**Exercise directions:**
Reproduce the records that follow in full, excluding any picture they contain.

Dataset listings of figures:
____

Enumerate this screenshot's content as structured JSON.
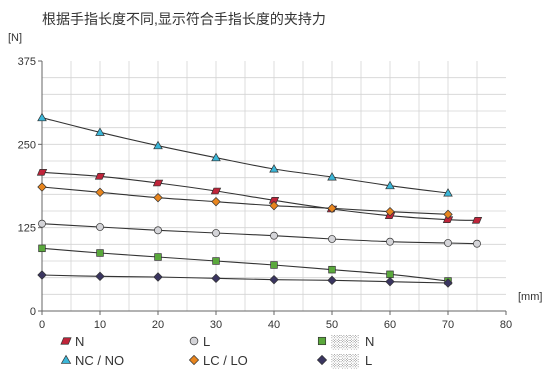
{
  "chart_data": {
    "type": "line",
    "title": "根据手指长度不同,显示符合手指长度的夹持力",
    "ylabel": "[N]",
    "xlabel": "[mm]",
    "xlim": [
      0,
      80
    ],
    "ylim": [
      0,
      375
    ],
    "x_ticks": [
      "0",
      "10",
      "20",
      "30",
      "40",
      "50",
      "60",
      "70",
      "80"
    ],
    "y_ticks": [
      "0",
      "125",
      "250",
      "375"
    ],
    "grid": true,
    "legend_position": "bottom",
    "series": [
      {
        "name": "N",
        "marker": "parallelogram",
        "color": "#c0243a",
        "x": [
          0,
          10,
          20,
          30,
          40,
          50,
          60,
          70,
          75
        ],
        "y": [
          208,
          202,
          192,
          180,
          166,
          153,
          143,
          137,
          136
        ]
      },
      {
        "name": "NC / NO",
        "marker": "triangle",
        "color": "#3ab6d8",
        "x": [
          0,
          10,
          20,
          30,
          40,
          50,
          60,
          70
        ],
        "y": [
          290,
          268,
          248,
          230,
          213,
          201,
          188,
          177
        ]
      },
      {
        "name": "L",
        "marker": "circle",
        "color": "#d4d4d8",
        "x": [
          0,
          10,
          20,
          30,
          40,
          50,
          60,
          70,
          75
        ],
        "y": [
          131,
          126,
          121,
          117,
          113,
          108,
          104,
          102,
          101
        ]
      },
      {
        "name": "LC / LO",
        "marker": "diamond",
        "color": "#e8851e",
        "x": [
          0,
          10,
          20,
          30,
          40,
          50,
          60,
          70
        ],
        "y": [
          186,
          178,
          170,
          164,
          158,
          154,
          149,
          145
        ]
      },
      {
        "name": "N",
        "prefix": "░░░",
        "marker": "square",
        "color": "#5aa83c",
        "x": [
          0,
          10,
          20,
          30,
          40,
          50,
          60,
          70
        ],
        "y": [
          94,
          87,
          81,
          75,
          69,
          62,
          55,
          45
        ]
      },
      {
        "name": "L",
        "prefix": "░░░",
        "marker": "diamond",
        "color": "#3a3560",
        "x": [
          0,
          10,
          20,
          30,
          40,
          50,
          60,
          70
        ],
        "y": [
          54,
          52,
          51,
          49,
          47,
          46,
          44,
          42
        ]
      }
    ]
  }
}
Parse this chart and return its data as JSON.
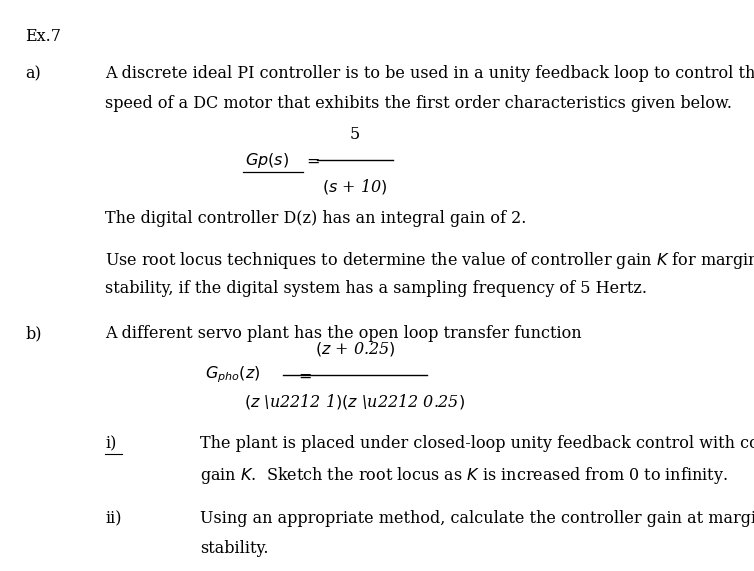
{
  "background_color": "#ffffff",
  "fig_width": 7.54,
  "fig_height": 5.71,
  "title": "Ex.7",
  "part_a_label": "a)",
  "part_a_text1": "A discrete ideal PI controller is to be used in a unity feedback loop to control the",
  "part_a_text2": "speed of a DC motor that exhibits the first order characteristics given below.",
  "gp_numerator": "5",
  "gp_denominator": "(σ + 10)",
  "digital_controller_text": "The digital controller D(z) has an integral gain of 2.",
  "root_locus_text1": "Use root locus techniques to determine the value of controller gain K for marginal",
  "root_locus_text2": "stability, if the digital system has a sampling frequency of 5 Hertz.",
  "part_b_label": "b)",
  "part_b_text": "A different servo plant has the open loop transfer function",
  "gpho_numerator": "(z + 0.25)",
  "gpho_denominator": "(z − 1)(z − 0.25)",
  "sub_i_label": "i)",
  "sub_i_text1": "The plant is placed under closed-loop unity feedback control with controller",
  "sub_i_text2": "gain K.  Sketch the root locus as K is increased from 0 to infinity.",
  "sub_ii_label": "ii)",
  "sub_ii_text1": "Using an appropriate method, calculate the controller gain at marginal",
  "sub_ii_text2": "stability.",
  "font_size": 11.5,
  "text_color": "#000000"
}
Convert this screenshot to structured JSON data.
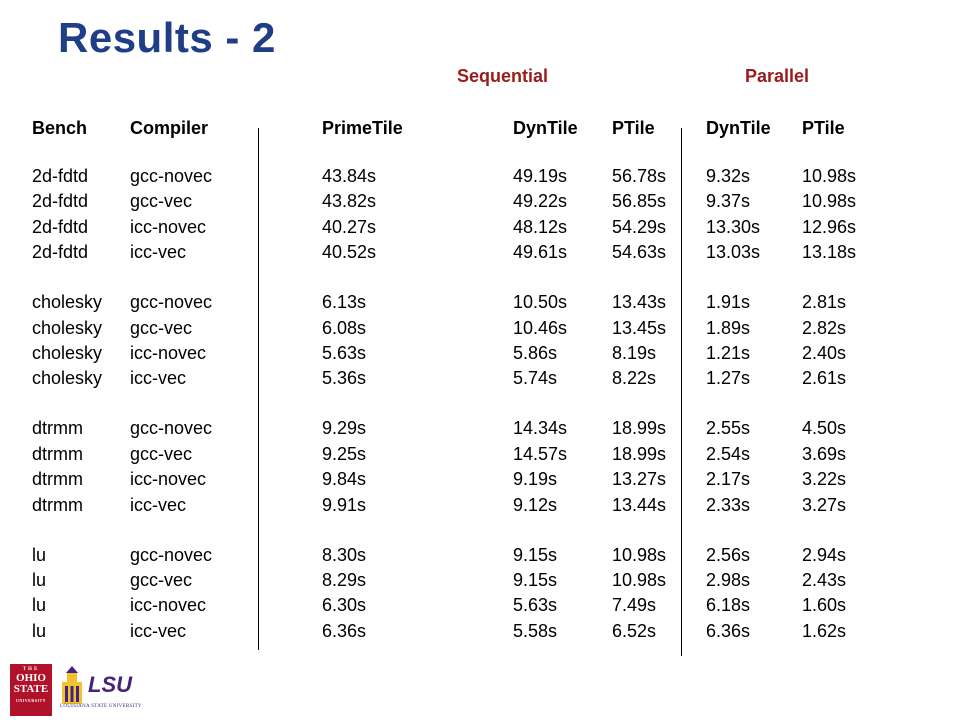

____

**Answer to the exercise:**
Enumerate this screenshot's content as structured JSON.
{
  "chart_data": {
    "type": "line",
    "title": "根据手指长度不同,显示符合手指长度的夹持力",
    "ylabel": "[N]",
    "xlabel": "[mm]",
    "xlim": [
      0,
      80
    ],
    "ylim": [
      0,
      375
    ],
    "x_ticks": [
      "0",
      "10",
      "20",
      "30",
      "40",
      "50",
      "60",
      "70",
      "80"
    ],
    "y_ticks": [
      "0",
      "125",
      "250",
      "375"
    ],
    "grid": true,
    "legend_position": "bottom",
    "series": [
      {
        "name": "N",
        "marker": "parallelogram",
        "color": "#c0243a",
        "x": [
          0,
          10,
          20,
          30,
          40,
          50,
          60,
          70,
          75
        ],
        "y": [
          208,
          202,
          192,
          180,
          166,
          153,
          143,
          137,
          136
        ]
      },
      {
        "name": "NC / NO",
        "marker": "triangle",
        "color": "#3ab6d8",
        "x": [
          0,
          10,
          20,
          30,
          40,
          50,
          60,
          70
        ],
        "y": [
          290,
          268,
          248,
          230,
          213,
          201,
          188,
          177
        ]
      },
      {
        "name": "L",
        "marker": "circle",
        "color": "#d4d4d8",
        "x": [
          0,
          10,
          20,
          30,
          40,
          50,
          60,
          70,
          75
        ],
        "y": [
          131,
          126,
          121,
          117,
          113,
          108,
          104,
          102,
          101
        ]
      },
      {
        "name": "LC / LO",
        "marker": "diamond",
        "color": "#e8851e",
        "x": [
          0,
          10,
          20,
          30,
          40,
          50,
          60,
          70
        ],
        "y": [
          186,
          178,
          170,
          164,
          158,
          154,
          149,
          145
        ]
      },
      {
        "name": "N",
        "prefix": "░░░",
        "marker": "square",
        "color": "#5aa83c",
        "x": [
          0,
          10,
          20,
          30,
          40,
          50,
          60,
          70
        ],
        "y": [
          94,
          87,
          81,
          75,
          69,
          62,
          55,
          45
        ]
      },
      {
        "name": "L",
        "prefix": "░░░",
        "marker": "diamond",
        "color": "#3a3560",
        "x": [
          0,
          10,
          20,
          30,
          40,
          50,
          60,
          70
        ],
        "y": [
          54,
          52,
          51,
          49,
          47,
          46,
          44,
          42
        ]
      }
    ]
  }
}
Parse this chart and return its data as JSON.
{
  "background_color": "#ffffff",
  "fig_width": 7.54,
  "fig_height": 5.71,
  "title": "Ex.7",
  "part_a_label": "a)",
  "part_a_text1": "A discrete ideal PI controller is to be used in a unity feedback loop to control the",
  "part_a_text2": "speed of a DC motor that exhibits the first order characteristics given below.",
  "gp_numerator": "5",
  "gp_denominator": "(σ + 10)",
  "digital_controller_text": "The digital controller D(z) has an integral gain of 2.",
  "root_locus_text1": "Use root locus techniques to determine the value of controller gain K for marginal",
  "root_locus_text2": "stability, if the digital system has a sampling frequency of 5 Hertz.",
  "part_b_label": "b)",
  "part_b_text": "A different servo plant has the open loop transfer function",
  "gpho_numerator": "(z + 0.25)",
  "gpho_denominator": "(z − 1)(z − 0.25)",
  "sub_i_label": "i)",
  "sub_i_text1": "The plant is placed under closed-loop unity feedback control with controller",
  "sub_i_text2": "gain K.  Sketch the root locus as K is increased from 0 to infinity.",
  "sub_ii_label": "ii)",
  "sub_ii_text1": "Using an appropriate method, calculate the controller gain at marginal",
  "sub_ii_text2": "stability.",
  "font_size": 11.5,
  "text_color": "#000000"
}
Convert this screenshot to structured JSON data.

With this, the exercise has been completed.